» **Task description**
In the entries below, find the lines that contain the word "accent" and copy them.
· · ·
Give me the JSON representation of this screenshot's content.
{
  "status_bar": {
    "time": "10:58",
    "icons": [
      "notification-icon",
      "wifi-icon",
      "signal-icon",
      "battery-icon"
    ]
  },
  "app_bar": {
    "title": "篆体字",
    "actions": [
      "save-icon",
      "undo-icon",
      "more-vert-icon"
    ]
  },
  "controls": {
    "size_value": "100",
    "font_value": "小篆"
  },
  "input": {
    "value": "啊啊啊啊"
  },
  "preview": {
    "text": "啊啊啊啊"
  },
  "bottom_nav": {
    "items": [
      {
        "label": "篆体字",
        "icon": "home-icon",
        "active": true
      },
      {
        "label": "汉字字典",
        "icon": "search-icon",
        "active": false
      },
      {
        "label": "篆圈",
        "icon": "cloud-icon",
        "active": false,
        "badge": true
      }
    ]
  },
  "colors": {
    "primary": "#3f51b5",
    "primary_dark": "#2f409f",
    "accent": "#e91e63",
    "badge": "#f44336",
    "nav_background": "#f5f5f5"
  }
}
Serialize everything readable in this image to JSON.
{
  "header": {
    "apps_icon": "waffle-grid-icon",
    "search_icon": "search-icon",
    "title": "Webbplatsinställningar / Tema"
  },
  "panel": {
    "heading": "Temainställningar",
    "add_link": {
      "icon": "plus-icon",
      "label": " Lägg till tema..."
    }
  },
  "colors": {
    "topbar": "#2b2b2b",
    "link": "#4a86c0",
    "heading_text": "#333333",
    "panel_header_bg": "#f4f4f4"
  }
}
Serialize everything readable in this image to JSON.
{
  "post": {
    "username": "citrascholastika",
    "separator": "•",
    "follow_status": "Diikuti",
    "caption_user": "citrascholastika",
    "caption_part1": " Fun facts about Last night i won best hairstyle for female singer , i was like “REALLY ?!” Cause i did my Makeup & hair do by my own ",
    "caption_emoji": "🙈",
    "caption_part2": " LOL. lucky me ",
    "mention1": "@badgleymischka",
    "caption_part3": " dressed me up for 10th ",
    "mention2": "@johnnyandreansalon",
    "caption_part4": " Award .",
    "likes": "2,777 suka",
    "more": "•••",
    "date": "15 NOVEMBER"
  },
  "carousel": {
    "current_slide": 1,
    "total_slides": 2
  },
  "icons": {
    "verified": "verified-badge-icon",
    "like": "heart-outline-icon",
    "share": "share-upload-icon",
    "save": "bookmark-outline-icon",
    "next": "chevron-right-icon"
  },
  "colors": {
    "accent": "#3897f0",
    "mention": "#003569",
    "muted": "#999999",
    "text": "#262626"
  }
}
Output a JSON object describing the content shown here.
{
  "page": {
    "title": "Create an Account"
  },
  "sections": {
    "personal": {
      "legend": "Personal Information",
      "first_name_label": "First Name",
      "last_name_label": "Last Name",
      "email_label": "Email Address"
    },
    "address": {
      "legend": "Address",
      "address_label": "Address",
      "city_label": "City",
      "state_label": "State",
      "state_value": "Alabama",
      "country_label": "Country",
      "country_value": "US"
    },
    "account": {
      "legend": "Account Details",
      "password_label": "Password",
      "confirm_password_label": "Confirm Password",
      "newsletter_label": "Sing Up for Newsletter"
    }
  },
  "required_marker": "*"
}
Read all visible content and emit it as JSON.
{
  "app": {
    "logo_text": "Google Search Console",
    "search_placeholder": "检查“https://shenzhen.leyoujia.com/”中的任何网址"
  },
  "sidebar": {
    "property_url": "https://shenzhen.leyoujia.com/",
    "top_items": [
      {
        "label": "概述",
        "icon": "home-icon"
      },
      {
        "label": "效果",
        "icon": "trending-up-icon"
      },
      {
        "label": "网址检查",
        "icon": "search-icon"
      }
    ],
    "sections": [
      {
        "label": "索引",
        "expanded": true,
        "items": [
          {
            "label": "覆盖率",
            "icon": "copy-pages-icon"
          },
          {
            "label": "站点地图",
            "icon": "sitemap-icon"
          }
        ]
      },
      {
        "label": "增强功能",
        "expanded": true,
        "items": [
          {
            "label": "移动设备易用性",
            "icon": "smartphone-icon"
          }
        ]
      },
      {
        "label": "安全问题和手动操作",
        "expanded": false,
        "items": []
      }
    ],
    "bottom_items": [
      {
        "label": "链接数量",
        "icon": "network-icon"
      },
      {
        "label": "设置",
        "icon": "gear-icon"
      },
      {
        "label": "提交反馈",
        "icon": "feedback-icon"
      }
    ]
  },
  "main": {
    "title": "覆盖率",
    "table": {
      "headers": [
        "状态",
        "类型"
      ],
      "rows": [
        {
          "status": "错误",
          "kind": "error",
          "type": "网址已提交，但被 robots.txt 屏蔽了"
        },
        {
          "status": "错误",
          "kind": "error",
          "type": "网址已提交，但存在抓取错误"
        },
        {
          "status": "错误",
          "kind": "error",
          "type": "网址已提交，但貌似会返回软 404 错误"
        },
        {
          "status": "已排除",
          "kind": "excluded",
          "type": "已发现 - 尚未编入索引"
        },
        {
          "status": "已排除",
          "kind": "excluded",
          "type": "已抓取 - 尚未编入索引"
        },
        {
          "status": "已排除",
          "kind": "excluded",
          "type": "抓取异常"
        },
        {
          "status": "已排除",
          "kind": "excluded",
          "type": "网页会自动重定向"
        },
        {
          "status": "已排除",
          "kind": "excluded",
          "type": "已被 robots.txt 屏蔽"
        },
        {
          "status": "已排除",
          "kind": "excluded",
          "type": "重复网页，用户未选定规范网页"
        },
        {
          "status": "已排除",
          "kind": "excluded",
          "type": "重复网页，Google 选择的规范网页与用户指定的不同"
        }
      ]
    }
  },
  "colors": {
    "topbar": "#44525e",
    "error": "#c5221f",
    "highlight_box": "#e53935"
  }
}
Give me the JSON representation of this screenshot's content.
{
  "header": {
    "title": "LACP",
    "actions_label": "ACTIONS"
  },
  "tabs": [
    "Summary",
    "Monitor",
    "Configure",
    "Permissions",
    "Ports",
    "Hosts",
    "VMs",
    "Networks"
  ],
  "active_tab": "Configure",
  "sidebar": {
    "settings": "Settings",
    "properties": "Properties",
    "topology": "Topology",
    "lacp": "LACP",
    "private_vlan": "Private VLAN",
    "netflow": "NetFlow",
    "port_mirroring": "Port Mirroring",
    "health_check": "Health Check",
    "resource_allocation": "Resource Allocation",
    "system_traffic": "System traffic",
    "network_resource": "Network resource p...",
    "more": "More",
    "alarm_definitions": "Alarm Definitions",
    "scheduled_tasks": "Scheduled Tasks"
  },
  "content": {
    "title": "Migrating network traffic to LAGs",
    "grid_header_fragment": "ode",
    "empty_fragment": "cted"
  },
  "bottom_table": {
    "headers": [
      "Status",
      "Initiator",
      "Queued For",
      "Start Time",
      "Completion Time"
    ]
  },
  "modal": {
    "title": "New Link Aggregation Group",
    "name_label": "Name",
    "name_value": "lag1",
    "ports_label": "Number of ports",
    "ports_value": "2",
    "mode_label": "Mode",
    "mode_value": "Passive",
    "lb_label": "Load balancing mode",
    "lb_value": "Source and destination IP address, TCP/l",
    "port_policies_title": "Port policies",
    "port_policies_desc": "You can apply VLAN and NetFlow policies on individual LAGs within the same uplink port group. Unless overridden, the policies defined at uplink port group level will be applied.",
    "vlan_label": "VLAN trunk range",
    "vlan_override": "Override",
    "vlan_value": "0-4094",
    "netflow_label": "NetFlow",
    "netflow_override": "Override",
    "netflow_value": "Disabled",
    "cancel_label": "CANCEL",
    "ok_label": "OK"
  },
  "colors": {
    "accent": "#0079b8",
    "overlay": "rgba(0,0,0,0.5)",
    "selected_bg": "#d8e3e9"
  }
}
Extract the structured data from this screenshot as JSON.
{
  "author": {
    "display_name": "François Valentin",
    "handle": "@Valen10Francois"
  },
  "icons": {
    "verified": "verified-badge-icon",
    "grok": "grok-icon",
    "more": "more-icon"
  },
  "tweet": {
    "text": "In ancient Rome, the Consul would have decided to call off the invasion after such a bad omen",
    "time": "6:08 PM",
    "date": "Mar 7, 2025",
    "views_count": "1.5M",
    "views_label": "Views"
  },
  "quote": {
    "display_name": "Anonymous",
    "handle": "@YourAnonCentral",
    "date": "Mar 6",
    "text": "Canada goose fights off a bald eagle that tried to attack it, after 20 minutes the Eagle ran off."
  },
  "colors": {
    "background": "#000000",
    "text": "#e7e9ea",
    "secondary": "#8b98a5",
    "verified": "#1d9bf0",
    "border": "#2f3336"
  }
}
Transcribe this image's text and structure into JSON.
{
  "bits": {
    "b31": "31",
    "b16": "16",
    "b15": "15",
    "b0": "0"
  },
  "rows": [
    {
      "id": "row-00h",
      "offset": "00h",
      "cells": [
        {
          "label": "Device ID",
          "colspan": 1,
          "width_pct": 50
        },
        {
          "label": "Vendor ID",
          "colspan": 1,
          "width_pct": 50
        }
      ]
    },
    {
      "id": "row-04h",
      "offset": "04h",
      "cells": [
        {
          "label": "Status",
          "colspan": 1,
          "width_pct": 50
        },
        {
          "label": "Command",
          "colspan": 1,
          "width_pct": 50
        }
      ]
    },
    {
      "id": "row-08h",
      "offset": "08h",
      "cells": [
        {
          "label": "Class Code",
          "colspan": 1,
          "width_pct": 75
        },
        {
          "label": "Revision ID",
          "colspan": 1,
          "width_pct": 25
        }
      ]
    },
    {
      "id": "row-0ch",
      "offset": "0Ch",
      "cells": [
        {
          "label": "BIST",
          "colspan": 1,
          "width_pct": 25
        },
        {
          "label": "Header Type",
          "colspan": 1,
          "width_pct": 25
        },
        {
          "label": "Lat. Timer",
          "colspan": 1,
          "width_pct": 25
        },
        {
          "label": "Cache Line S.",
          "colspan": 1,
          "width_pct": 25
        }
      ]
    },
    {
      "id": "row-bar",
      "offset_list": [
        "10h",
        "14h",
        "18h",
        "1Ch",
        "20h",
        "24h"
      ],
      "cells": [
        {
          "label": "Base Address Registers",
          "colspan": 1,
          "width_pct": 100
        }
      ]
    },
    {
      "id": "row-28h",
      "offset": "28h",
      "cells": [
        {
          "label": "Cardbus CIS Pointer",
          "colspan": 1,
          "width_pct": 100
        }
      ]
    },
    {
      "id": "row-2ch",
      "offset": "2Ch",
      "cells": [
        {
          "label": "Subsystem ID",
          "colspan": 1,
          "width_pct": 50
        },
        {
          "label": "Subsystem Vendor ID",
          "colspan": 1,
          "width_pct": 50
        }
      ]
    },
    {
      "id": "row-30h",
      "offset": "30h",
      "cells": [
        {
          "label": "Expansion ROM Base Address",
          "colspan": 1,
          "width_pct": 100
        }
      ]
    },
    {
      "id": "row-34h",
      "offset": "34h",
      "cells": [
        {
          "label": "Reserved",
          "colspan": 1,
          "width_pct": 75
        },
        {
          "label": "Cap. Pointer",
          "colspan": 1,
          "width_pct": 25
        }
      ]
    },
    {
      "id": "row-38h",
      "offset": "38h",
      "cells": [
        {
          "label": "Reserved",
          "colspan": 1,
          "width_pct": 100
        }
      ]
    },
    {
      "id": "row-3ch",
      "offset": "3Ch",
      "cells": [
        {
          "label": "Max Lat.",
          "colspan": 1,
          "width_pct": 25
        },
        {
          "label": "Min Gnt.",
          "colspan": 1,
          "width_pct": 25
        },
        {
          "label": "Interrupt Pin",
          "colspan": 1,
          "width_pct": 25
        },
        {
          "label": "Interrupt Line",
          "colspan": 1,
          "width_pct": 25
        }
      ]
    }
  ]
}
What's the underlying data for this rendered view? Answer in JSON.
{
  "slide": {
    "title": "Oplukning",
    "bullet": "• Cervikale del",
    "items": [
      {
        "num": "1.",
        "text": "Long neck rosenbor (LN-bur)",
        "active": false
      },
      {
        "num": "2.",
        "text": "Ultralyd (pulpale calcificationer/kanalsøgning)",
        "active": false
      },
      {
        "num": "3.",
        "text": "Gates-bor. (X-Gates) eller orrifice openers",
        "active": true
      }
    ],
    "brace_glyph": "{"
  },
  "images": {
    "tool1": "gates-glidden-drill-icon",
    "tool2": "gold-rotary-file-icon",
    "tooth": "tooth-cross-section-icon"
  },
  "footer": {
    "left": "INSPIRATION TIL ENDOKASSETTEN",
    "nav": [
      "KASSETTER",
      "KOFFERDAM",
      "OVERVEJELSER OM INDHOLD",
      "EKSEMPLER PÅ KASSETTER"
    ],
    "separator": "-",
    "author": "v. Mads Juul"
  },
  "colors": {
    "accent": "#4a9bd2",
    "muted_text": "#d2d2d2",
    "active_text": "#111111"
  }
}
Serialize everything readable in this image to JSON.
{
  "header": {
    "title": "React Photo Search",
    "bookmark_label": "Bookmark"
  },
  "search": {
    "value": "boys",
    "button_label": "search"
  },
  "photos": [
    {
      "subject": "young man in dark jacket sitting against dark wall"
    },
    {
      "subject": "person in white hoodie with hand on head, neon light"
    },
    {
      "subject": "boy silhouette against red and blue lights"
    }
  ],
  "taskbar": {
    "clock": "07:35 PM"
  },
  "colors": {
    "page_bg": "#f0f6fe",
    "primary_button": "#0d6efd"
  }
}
· · ·
» **Solution to this task**
    "accent": "#e91e63",
    "accent": "#3897f0",
    "accent": "#0079b8",
    "accent": "#4a9bd2",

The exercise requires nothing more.